Copy each line below that includes "laws".

start RECORDS SHOWN

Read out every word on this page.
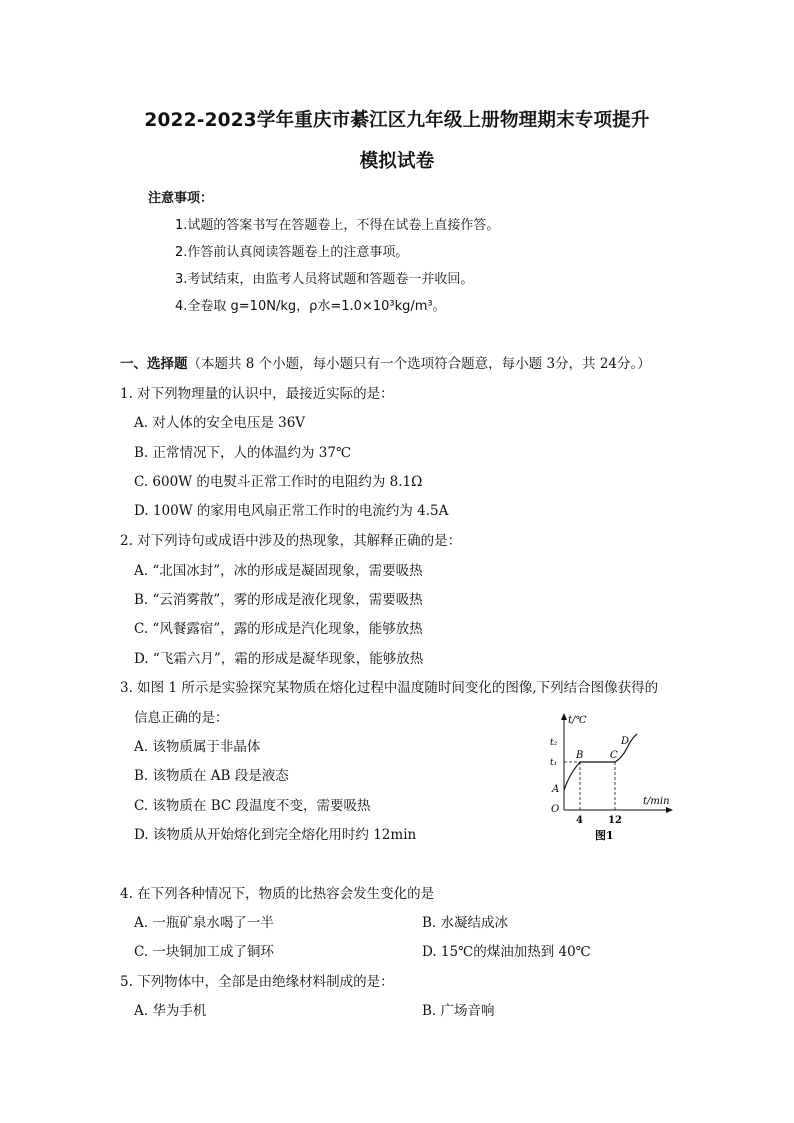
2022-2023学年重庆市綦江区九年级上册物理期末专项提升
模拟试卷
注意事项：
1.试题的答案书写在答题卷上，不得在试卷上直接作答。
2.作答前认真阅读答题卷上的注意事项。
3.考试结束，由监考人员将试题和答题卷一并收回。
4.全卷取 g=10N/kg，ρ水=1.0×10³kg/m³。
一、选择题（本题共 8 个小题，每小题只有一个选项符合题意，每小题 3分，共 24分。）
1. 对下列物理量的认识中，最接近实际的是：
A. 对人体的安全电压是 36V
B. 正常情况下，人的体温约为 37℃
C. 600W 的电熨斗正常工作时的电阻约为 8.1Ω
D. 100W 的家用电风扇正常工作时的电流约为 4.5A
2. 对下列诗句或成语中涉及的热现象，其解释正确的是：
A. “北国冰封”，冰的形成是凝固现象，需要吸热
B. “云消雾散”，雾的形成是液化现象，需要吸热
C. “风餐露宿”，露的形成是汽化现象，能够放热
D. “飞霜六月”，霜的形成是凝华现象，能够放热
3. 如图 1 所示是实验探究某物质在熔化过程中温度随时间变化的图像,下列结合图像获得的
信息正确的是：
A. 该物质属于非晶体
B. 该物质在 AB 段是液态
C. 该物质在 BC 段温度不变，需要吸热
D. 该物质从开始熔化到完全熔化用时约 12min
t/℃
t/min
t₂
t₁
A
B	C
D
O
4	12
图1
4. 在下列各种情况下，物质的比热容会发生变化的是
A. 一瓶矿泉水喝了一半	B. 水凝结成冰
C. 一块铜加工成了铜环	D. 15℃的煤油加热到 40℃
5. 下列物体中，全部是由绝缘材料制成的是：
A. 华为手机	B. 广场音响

end RECORDS SHOWN
start RECORDS SHOWN

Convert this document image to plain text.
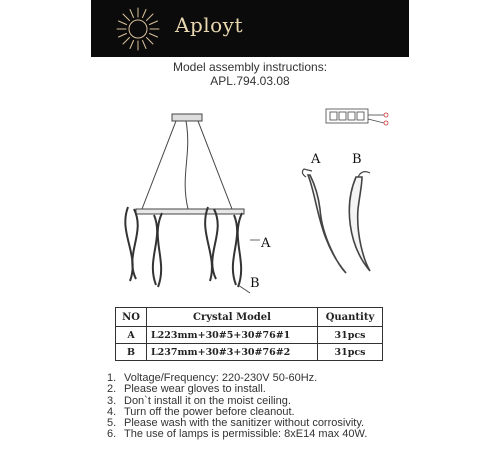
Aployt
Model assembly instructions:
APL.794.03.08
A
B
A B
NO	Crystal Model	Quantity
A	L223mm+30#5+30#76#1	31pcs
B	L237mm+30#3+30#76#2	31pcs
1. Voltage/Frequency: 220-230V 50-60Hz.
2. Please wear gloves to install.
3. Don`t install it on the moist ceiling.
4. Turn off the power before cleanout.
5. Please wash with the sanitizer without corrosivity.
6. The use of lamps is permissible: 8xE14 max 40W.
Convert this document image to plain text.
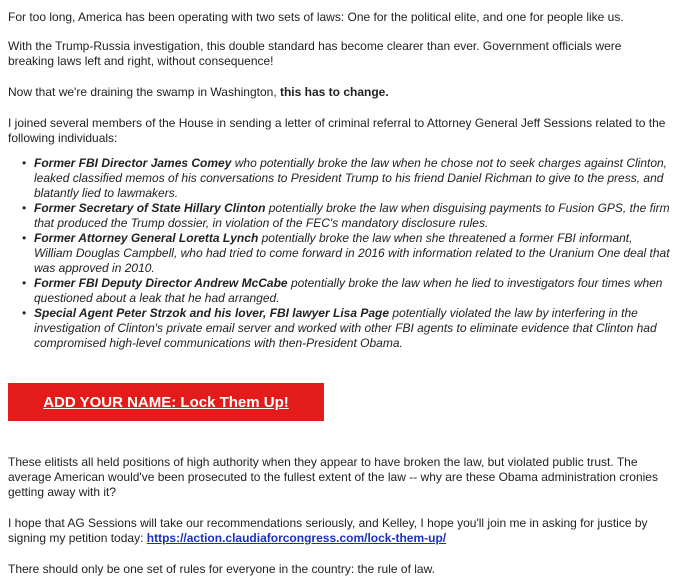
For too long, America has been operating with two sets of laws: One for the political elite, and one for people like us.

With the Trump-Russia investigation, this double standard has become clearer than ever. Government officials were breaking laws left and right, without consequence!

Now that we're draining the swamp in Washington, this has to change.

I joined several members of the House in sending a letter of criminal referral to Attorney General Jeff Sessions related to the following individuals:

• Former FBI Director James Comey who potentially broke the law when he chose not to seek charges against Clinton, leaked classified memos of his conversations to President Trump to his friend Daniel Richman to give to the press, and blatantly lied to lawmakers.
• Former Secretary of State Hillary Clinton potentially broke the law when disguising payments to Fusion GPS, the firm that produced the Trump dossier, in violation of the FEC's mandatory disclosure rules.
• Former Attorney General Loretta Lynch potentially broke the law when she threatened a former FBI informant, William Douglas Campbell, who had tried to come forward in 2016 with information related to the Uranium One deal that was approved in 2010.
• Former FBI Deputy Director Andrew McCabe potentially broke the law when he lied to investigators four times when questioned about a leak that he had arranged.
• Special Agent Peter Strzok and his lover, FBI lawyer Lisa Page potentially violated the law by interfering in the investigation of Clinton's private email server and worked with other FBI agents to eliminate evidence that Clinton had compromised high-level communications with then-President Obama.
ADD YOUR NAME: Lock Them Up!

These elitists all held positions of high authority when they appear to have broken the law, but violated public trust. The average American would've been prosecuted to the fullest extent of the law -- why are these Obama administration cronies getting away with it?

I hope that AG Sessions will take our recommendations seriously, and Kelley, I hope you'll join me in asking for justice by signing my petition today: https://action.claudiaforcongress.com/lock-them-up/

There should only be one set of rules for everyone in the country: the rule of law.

end RECORDS SHOWN
start RECORDS SHOWN

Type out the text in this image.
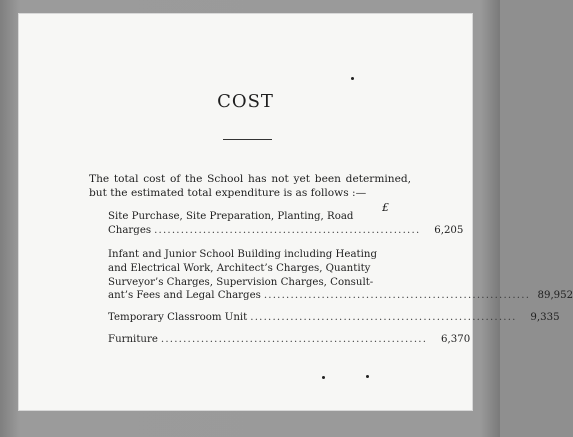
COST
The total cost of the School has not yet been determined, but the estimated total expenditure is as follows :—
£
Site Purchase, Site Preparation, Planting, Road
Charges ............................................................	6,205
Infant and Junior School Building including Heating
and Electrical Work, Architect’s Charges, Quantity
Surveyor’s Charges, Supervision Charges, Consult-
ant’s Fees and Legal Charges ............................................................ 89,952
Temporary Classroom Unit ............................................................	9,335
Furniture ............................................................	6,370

end RECORDS SHOWN

## EXERCISE OUTPUT
For too long, America has been operating with two sets of laws: One for the political elite, and one for people like us.
With the Trump-Russia investigation, this double standard has become clearer than ever. Government officials were breaking laws left and right, without consequence!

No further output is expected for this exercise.